Your answer must consist solely of the number of lines that contain the word "object".
[BEGIN Provided records]
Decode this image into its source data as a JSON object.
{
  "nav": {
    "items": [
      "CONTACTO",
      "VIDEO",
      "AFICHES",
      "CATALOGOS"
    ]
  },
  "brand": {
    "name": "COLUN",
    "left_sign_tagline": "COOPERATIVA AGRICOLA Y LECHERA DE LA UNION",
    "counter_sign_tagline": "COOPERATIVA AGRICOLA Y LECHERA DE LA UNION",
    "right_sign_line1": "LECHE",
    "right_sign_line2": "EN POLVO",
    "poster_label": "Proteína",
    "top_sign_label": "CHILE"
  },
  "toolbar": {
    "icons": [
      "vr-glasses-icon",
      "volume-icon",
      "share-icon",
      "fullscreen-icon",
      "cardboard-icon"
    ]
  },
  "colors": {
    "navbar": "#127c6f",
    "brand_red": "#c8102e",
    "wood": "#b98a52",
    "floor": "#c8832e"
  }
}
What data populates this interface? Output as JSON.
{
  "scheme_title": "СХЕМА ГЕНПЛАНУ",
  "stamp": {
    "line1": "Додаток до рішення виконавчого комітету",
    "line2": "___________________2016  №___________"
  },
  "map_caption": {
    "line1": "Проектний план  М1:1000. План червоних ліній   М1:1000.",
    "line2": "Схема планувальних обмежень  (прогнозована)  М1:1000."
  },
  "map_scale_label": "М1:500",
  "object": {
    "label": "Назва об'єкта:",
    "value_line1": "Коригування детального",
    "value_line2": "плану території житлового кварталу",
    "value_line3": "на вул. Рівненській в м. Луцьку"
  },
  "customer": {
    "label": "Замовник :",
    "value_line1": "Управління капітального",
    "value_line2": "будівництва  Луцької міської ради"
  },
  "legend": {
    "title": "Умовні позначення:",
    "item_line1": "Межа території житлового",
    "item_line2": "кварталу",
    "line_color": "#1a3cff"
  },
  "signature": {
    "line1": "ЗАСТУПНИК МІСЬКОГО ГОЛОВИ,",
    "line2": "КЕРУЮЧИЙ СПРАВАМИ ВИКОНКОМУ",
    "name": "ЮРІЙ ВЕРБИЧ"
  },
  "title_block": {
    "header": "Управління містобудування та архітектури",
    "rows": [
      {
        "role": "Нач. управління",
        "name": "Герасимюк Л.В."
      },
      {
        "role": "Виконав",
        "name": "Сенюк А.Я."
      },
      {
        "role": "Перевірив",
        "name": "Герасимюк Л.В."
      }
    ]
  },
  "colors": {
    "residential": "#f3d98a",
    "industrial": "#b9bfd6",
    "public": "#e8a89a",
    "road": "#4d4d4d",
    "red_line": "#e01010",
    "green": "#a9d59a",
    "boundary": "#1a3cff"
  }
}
[END Provided records]
• [In response] 2